:: Brief ::
Extract every line from the records below that contains the word "Inadequate".

:: Record excerpts ::
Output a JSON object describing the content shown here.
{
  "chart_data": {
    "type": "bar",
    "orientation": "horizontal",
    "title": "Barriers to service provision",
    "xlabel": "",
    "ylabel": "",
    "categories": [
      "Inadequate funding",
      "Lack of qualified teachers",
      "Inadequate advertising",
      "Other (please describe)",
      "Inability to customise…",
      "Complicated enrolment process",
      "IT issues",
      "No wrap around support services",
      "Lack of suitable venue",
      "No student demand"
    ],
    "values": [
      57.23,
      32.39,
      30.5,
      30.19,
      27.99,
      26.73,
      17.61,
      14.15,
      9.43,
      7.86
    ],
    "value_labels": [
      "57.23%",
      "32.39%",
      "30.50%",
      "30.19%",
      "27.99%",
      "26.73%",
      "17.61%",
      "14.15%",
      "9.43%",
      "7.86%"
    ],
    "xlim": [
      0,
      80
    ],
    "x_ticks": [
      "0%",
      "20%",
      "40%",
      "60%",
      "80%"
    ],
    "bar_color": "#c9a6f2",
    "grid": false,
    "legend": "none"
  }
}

:: Result of the exercise ::
      "Inadequate funding",
      "Inadequate advertising",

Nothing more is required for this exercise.